CHALLENGE. Copy out the listing that follows, exact in every word, and skip the images.
════════════════════
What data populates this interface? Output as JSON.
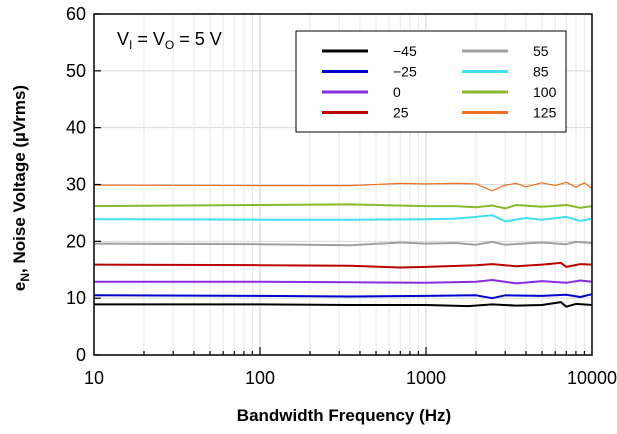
{
  "chart_data": {
    "type": "line",
    "title": "",
    "xlabel": "Bandwidth Frequency (Hz)",
    "ylabel_main": "e",
    "ylabel_sub": "N",
    "ylabel_rest": ", Noise Voltage (µVrms)",
    "xscale": "log",
    "xlim": [
      10,
      10000
    ],
    "ylim": [
      0,
      60
    ],
    "xticks": [
      10,
      100,
      1000,
      10000
    ],
    "xtick_labels": [
      "10",
      "100",
      "1000",
      "10000"
    ],
    "yticks": [
      0,
      10,
      20,
      30,
      40,
      50,
      60
    ],
    "ytick_labels": [
      "0",
      "10",
      "20",
      "30",
      "40",
      "50",
      "60"
    ],
    "grid": true,
    "legend_position": "top-right",
    "annotation": {
      "p1": "V",
      "s1": "I",
      "p2": " = V",
      "s2": "O",
      "p3": " = 5 V"
    },
    "series": [
      {
        "name": "−45",
        "color": "#000000",
        "x": [
          10,
          100,
          350,
          1000,
          1800,
          2500,
          3500,
          5000,
          6500,
          7000,
          8000,
          10000
        ],
        "y": [
          8.9,
          8.9,
          8.8,
          8.8,
          8.6,
          8.9,
          8.7,
          8.8,
          9.3,
          8.5,
          9.0,
          8.8
        ]
      },
      {
        "name": "−25",
        "color": "#0000cc",
        "x": [
          10,
          100,
          350,
          1000,
          2000,
          2500,
          3000,
          5000,
          7000,
          8500,
          10000
        ],
        "y": [
          10.5,
          10.4,
          10.3,
          10.4,
          10.5,
          10.0,
          10.5,
          10.4,
          10.6,
          10.2,
          10.7
        ]
      },
      {
        "name": "0",
        "color": "#8a2be2",
        "x": [
          10,
          100,
          350,
          1000,
          2000,
          2500,
          3500,
          5000,
          7000,
          8500,
          10000
        ],
        "y": [
          12.9,
          12.9,
          12.8,
          12.7,
          12.9,
          13.2,
          12.6,
          13.0,
          12.7,
          13.1,
          12.9
        ]
      },
      {
        "name": "25",
        "color": "#bb0000",
        "x": [
          10,
          100,
          350,
          700,
          1000,
          2000,
          2500,
          3500,
          5000,
          6500,
          7000,
          8500,
          10000
        ],
        "y": [
          15.9,
          15.8,
          15.7,
          15.4,
          15.5,
          15.8,
          16.0,
          15.6,
          15.9,
          16.2,
          15.5,
          16.0,
          15.9
        ]
      },
      {
        "name": "55",
        "color": "#a0a0a0",
        "x": [
          10,
          100,
          350,
          700,
          1000,
          1500,
          2000,
          2500,
          3000,
          5000,
          7000,
          8000,
          10000
        ],
        "y": [
          19.6,
          19.5,
          19.3,
          19.8,
          19.6,
          19.7,
          19.4,
          19.9,
          19.4,
          19.8,
          19.5,
          19.9,
          19.7
        ]
      },
      {
        "name": "85",
        "color": "#40e0f0",
        "x": [
          10,
          100,
          350,
          1000,
          1500,
          2000,
          2500,
          3000,
          4000,
          5000,
          7000,
          8500,
          10000
        ],
        "y": [
          23.9,
          23.8,
          23.8,
          23.9,
          24.0,
          24.3,
          24.6,
          23.5,
          24.1,
          23.8,
          24.3,
          23.6,
          24.0
        ]
      },
      {
        "name": "100",
        "color": "#8ab82c",
        "x": [
          10,
          100,
          350,
          1000,
          1500,
          2000,
          2500,
          3000,
          3500,
          5000,
          7000,
          8500,
          10000
        ],
        "y": [
          26.2,
          26.4,
          26.5,
          26.2,
          26.2,
          26.0,
          26.3,
          25.8,
          26.4,
          26.1,
          26.4,
          25.9,
          26.2
        ]
      },
      {
        "name": "125",
        "color": "#f07020",
        "x": [
          10,
          100,
          350,
          700,
          1000,
          1500,
          2000,
          2500,
          3000,
          3500,
          4000,
          5000,
          6000,
          7000,
          8000,
          9000,
          10000
        ],
        "y": [
          29.9,
          29.8,
          29.8,
          30.2,
          30.1,
          30.2,
          30.1,
          28.9,
          29.9,
          30.2,
          29.6,
          30.3,
          29.8,
          30.4,
          29.5,
          30.3,
          29.3
        ]
      }
    ]
  }
}
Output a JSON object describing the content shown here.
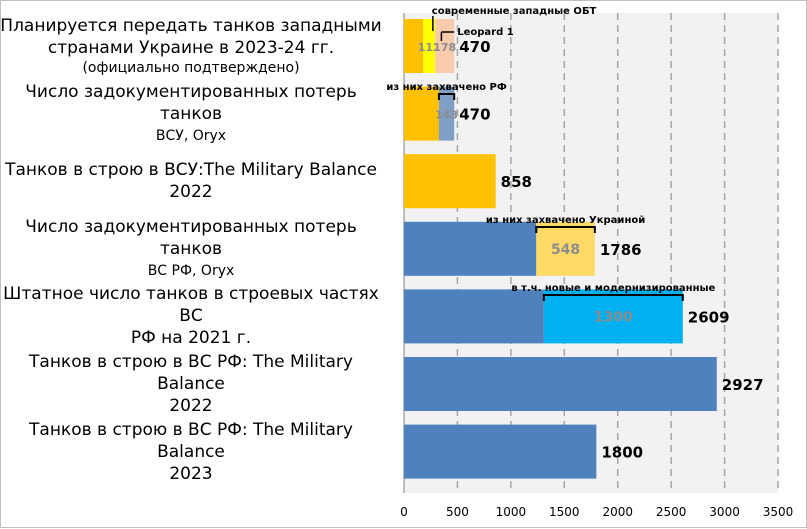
{
  "chart_data": {
    "type": "bar",
    "orientation": "horizontal",
    "stacked": true,
    "title": "",
    "xlabel": "",
    "ylabel": "",
    "xlim": [
      0,
      3500
    ],
    "x_ticks": [
      "0",
      "500",
      "1000",
      "1500",
      "2000",
      "2500",
      "3000",
      "3500"
    ],
    "grid": true,
    "categories": [
      {
        "lines": [
          "Планируется передать танков западными",
          "странами Украине в 2023-24 гг."
        ],
        "sub": "(официально подтверждено)"
      },
      {
        "lines": [
          "Число задокументированных потерь танков",
          "ВСУ, Oryx"
        ],
        "sub": ""
      },
      {
        "lines": [
          "Танков в строю в ВСУ:The Military Balance",
          "2022"
        ],
        "sub": ""
      },
      {
        "lines": [
          "Число задокументированных потерь танков",
          "ВС РФ, Oryx"
        ],
        "sub": ""
      },
      {
        "lines": [
          "Штатное число танков в строевых частях ВС",
          "РФ на 2021 г."
        ],
        "sub": ""
      },
      {
        "lines": [
          "Танков в строю в ВС РФ: The Military Balance",
          "2022"
        ],
        "sub": ""
      },
      {
        "lines": [
          "Танков в строю в ВС РФ: The Military Balance",
          "2023"
        ],
        "sub": ""
      }
    ],
    "bars": [
      {
        "total": 470,
        "segments": [
          {
            "value": 180,
            "color": "#ffc000",
            "label": ""
          },
          {
            "value": 112,
            "color": "#ffff00",
            "label": "112"
          },
          {
            "value": 178,
            "color": "#f8cbad",
            "label": "178"
          }
        ]
      },
      {
        "total": 470,
        "segments": [
          {
            "value": 327,
            "color": "#ffc000",
            "label": ""
          },
          {
            "value": 143,
            "color": "#7f9fc6",
            "label": "143"
          }
        ]
      },
      {
        "total": 858,
        "segments": [
          {
            "value": 858,
            "color": "#ffc000",
            "label": ""
          }
        ]
      },
      {
        "total": 1786,
        "segments": [
          {
            "value": 1238,
            "color": "#4f81bd",
            "label": ""
          },
          {
            "value": 548,
            "color": "#ffd966",
            "label": "548"
          }
        ]
      },
      {
        "total": 2609,
        "segments": [
          {
            "value": 1309,
            "color": "#4f81bd",
            "label": ""
          },
          {
            "value": 1300,
            "color": "#00b0f0",
            "label": "1300"
          }
        ]
      },
      {
        "total": 2927,
        "segments": [
          {
            "value": 2927,
            "color": "#4f81bd",
            "label": ""
          }
        ]
      },
      {
        "total": 1800,
        "segments": [
          {
            "value": 1800,
            "color": "#4f81bd",
            "label": ""
          }
        ]
      }
    ],
    "totals": [
      "470",
      "470",
      "858",
      "1786",
      "2609",
      "2927",
      "1800"
    ],
    "annotations": [
      {
        "text": "современные западные ОБТ",
        "bar": 0,
        "from": 180,
        "to": 470
      },
      {
        "text": "Leopard 1",
        "bar": 0,
        "from": 292,
        "to": 470
      },
      {
        "text": "из них захвачено РФ",
        "bar": 1,
        "from": 327,
        "to": 470
      },
      {
        "text": "из них захвачено Украиной",
        "bar": 3,
        "from": 1238,
        "to": 1786
      },
      {
        "text": "в т.ч. новые и модернизированные",
        "bar": 4,
        "from": 1309,
        "to": 2609
      }
    ]
  }
}
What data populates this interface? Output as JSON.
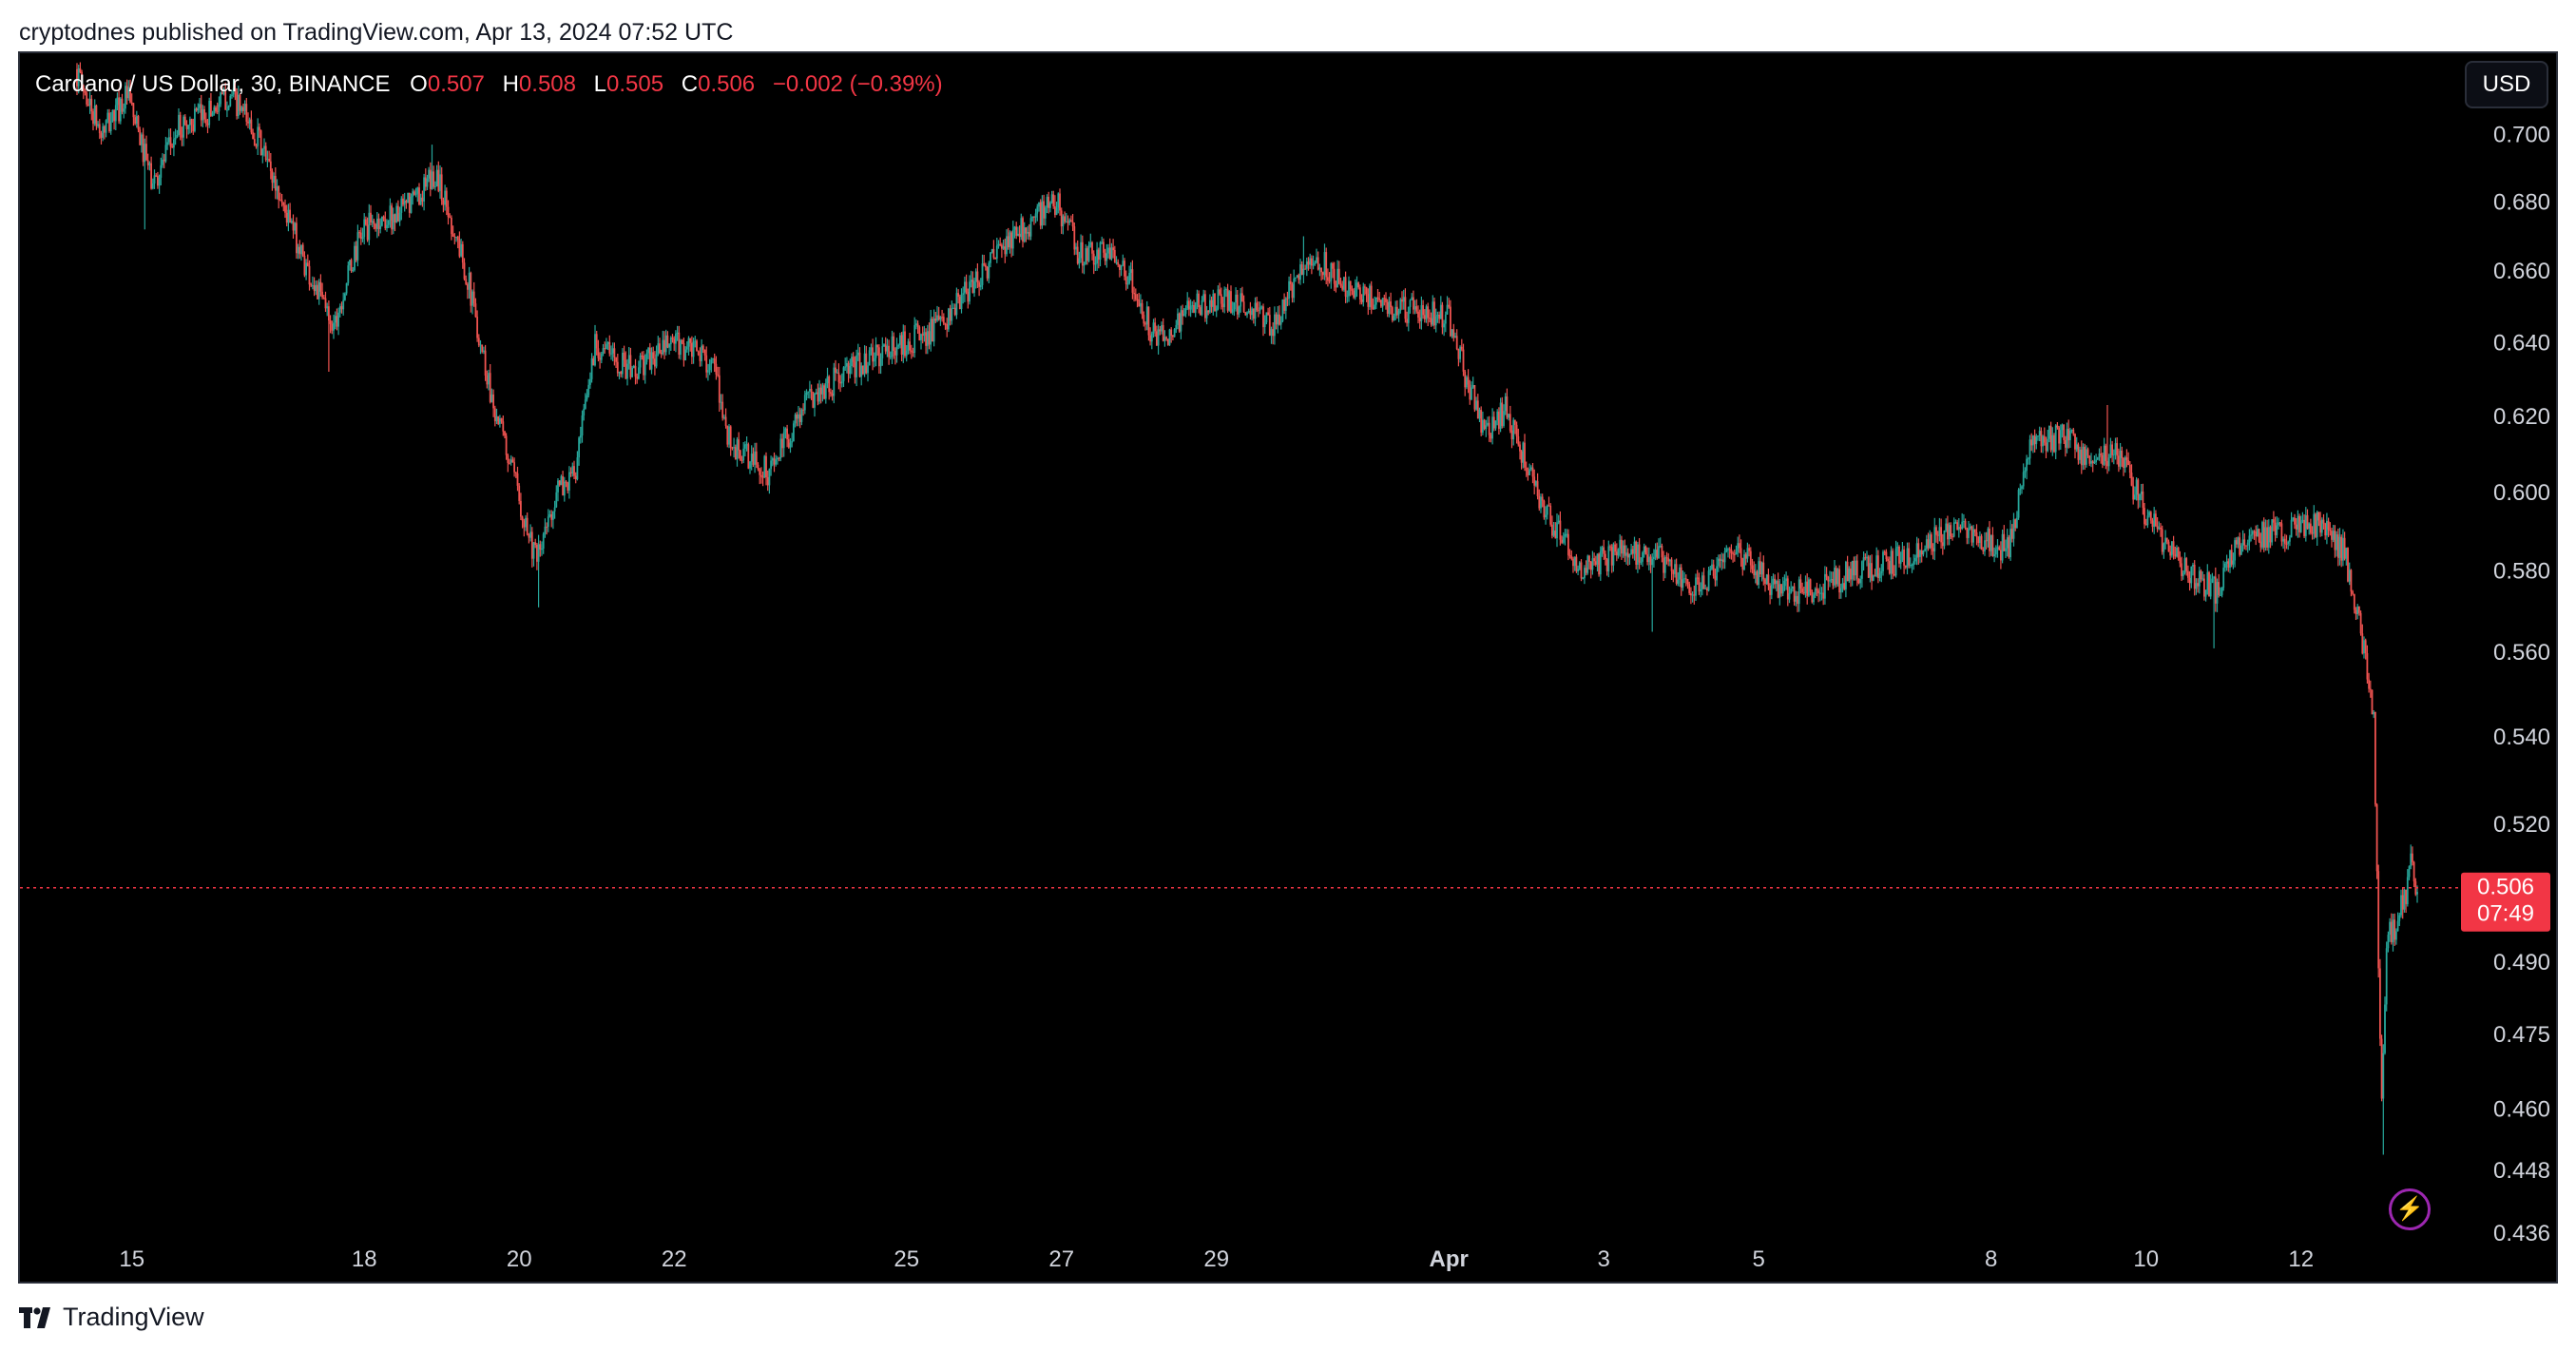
════════════════════
RESPONSE.
What data populates this interface? Output as JSON.
{
  "chart_data": {
    "type": "line",
    "title": "",
    "xlabel": "Bandwidth Frequency (Hz)",
    "ylabel_main": "e",
    "ylabel_sub": "N",
    "ylabel_rest": ", Noise Voltage (µVrms)",
    "xscale": "log",
    "xlim": [
      10,
      10000
    ],
    "ylim": [
      0,
      60
    ],
    "xticks": [
      10,
      100,
      1000,
      10000
    ],
    "xtick_labels": [
      "10",
      "100",
      "1000",
      "10000"
    ],
    "yticks": [
      0,
      10,
      20,
      30,
      40,
      50,
      60
    ],
    "ytick_labels": [
      "0",
      "10",
      "20",
      "30",
      "40",
      "50",
      "60"
    ],
    "grid": true,
    "legend_position": "top-right",
    "annotation": {
      "p1": "V",
      "s1": "I",
      "p2": " = V",
      "s2": "O",
      "p3": " = 5 V"
    },
    "series": [
      {
        "name": "−45",
        "color": "#000000",
        "x": [
          10,
          100,
          350,
          1000,
          1800,
          2500,
          3500,
          5000,
          6500,
          7000,
          8000,
          10000
        ],
        "y": [
          8.9,
          8.9,
          8.8,
          8.8,
          8.6,
          8.9,
          8.7,
          8.8,
          9.3,
          8.5,
          9.0,
          8.8
        ]
      },
      {
        "name": "−25",
        "color": "#0000cc",
        "x": [
          10,
          100,
          350,
          1000,
          2000,
          2500,
          3000,
          5000,
          7000,
          8500,
          10000
        ],
        "y": [
          10.5,
          10.4,
          10.3,
          10.4,
          10.5,
          10.0,
          10.5,
          10.4,
          10.6,
          10.2,
          10.7
        ]
      },
      {
        "name": "0",
        "color": "#8a2be2",
        "x": [
          10,
          100,
          350,
          1000,
          2000,
          2500,
          3500,
          5000,
          7000,
          8500,
          10000
        ],
        "y": [
          12.9,
          12.9,
          12.8,
          12.7,
          12.9,
          13.2,
          12.6,
          13.0,
          12.7,
          13.1,
          12.9
        ]
      },
      {
        "name": "25",
        "color": "#bb0000",
        "x": [
          10,
          100,
          350,
          700,
          1000,
          2000,
          2500,
          3500,
          5000,
          6500,
          7000,
          8500,
          10000
        ],
        "y": [
          15.9,
          15.8,
          15.7,
          15.4,
          15.5,
          15.8,
          16.0,
          15.6,
          15.9,
          16.2,
          15.5,
          16.0,
          15.9
        ]
      },
      {
        "name": "55",
        "color": "#a0a0a0",
        "x": [
          10,
          100,
          350,
          700,
          1000,
          1500,
          2000,
          2500,
          3000,
          5000,
          7000,
          8000,
          10000
        ],
        "y": [
          19.6,
          19.5,
          19.3,
          19.8,
          19.6,
          19.7,
          19.4,
          19.9,
          19.4,
          19.8,
          19.5,
          19.9,
          19.7
        ]
      },
      {
        "name": "85",
        "color": "#40e0f0",
        "x": [
          10,
          100,
          350,
          1000,
          1500,
          2000,
          2500,
          3000,
          4000,
          5000,
          7000,
          8500,
          10000
        ],
        "y": [
          23.9,
          23.8,
          23.8,
          23.9,
          24.0,
          24.3,
          24.6,
          23.5,
          24.1,
          23.8,
          24.3,
          23.6,
          24.0
        ]
      },
      {
        "name": "100",
        "color": "#8ab82c",
        "x": [
          10,
          100,
          350,
          1000,
          1500,
          2000,
          2500,
          3000,
          3500,
          5000,
          7000,
          8500,
          10000
        ],
        "y": [
          26.2,
          26.4,
          26.5,
          26.2,
          26.2,
          26.0,
          26.3,
          25.8,
          26.4,
          26.1,
          26.4,
          25.9,
          26.2
        ]
      },
      {
        "name": "125",
        "color": "#f07020",
        "x": [
          10,
          100,
          350,
          700,
          1000,
          1500,
          2000,
          2500,
          3000,
          3500,
          4000,
          5000,
          6000,
          7000,
          8000,
          9000,
          10000
        ],
        "y": [
          29.9,
          29.8,
          29.8,
          30.2,
          30.1,
          30.2,
          30.1,
          28.9,
          29.9,
          30.2,
          29.6,
          30.3,
          29.8,
          30.4,
          29.5,
          30.3,
          29.3
        ]
      }
    ]
  }
}
Output a JSON object describing the content shown here.
{
  "chart_data": {
    "type": "bar",
    "orientation": "horizontal",
    "stacked": true,
    "title": "",
    "xlabel": "",
    "ylabel": "",
    "xlim": [
      0,
      3500
    ],
    "x_ticks": [
      "0",
      "500",
      "1000",
      "1500",
      "2000",
      "2500",
      "3000",
      "3500"
    ],
    "grid": true,
    "categories": [
      {
        "lines": [
          "Планируется передать танков западными",
          "странами Украине в 2023-24 гг."
        ],
        "sub": "(официально подтверждено)"
      },
      {
        "lines": [
          "Число задокументированных потерь танков",
          "ВСУ, Oryx"
        ],
        "sub": ""
      },
      {
        "lines": [
          "Танков в строю в ВСУ:The Military Balance",
          "2022"
        ],
        "sub": ""
      },
      {
        "lines": [
          "Число задокументированных потерь танков",
          "ВС РФ, Oryx"
        ],
        "sub": ""
      },
      {
        "lines": [
          "Штатное число танков в строевых частях ВС",
          "РФ на 2021 г."
        ],
        "sub": ""
      },
      {
        "lines": [
          "Танков в строю в ВС РФ: The Military Balance",
          "2022"
        ],
        "sub": ""
      },
      {
        "lines": [
          "Танков в строю в ВС РФ: The Military Balance",
          "2023"
        ],
        "sub": ""
      }
    ],
    "bars": [
      {
        "total": 470,
        "segments": [
          {
            "value": 180,
            "color": "#ffc000",
            "label": ""
          },
          {
            "value": 112,
            "color": "#ffff00",
            "label": "112"
          },
          {
            "value": 178,
            "color": "#f8cbad",
            "label": "178"
          }
        ]
      },
      {
        "total": 470,
        "segments": [
          {
            "value": 327,
            "color": "#ffc000",
            "label": ""
          },
          {
            "value": 143,
            "color": "#7f9fc6",
            "label": "143"
          }
        ]
      },
      {
        "total": 858,
        "segments": [
          {
            "value": 858,
            "color": "#ffc000",
            "label": ""
          }
        ]
      },
      {
        "total": 1786,
        "segments": [
          {
            "value": 1238,
            "color": "#4f81bd",
            "label": ""
          },
          {
            "value": 548,
            "color": "#ffd966",
            "label": "548"
          }
        ]
      },
      {
        "total": 2609,
        "segments": [
          {
            "value": 1309,
            "color": "#4f81bd",
            "label": ""
          },
          {
            "value": 1300,
            "color": "#00b0f0",
            "label": "1300"
          }
        ]
      },
      {
        "total": 2927,
        "segments": [
          {
            "value": 2927,
            "color": "#4f81bd",
            "label": ""
          }
        ]
      },
      {
        "total": 1800,
        "segments": [
          {
            "value": 1800,
            "color": "#4f81bd",
            "label": ""
          }
        ]
      }
    ],
    "totals": [
      "470",
      "470",
      "858",
      "1786",
      "2609",
      "2927",
      "1800"
    ],
    "annotations": [
      {
        "text": "современные западные ОБТ",
        "bar": 0,
        "from": 180,
        "to": 470
      },
      {
        "text": "Leopard 1",
        "bar": 0,
        "from": 292,
        "to": 470
      },
      {
        "text": "из них захвачено РФ",
        "bar": 1,
        "from": 327,
        "to": 470
      },
      {
        "text": "из них захвачено Украиной",
        "bar": 3,
        "from": 1238,
        "to": 1786
      },
      {
        "text": "в т.ч. новые и модернизированные",
        "bar": 4,
        "from": 1309,
        "to": 2609
      }
    ]
  }
}
What data populates this interface? Output as JSON.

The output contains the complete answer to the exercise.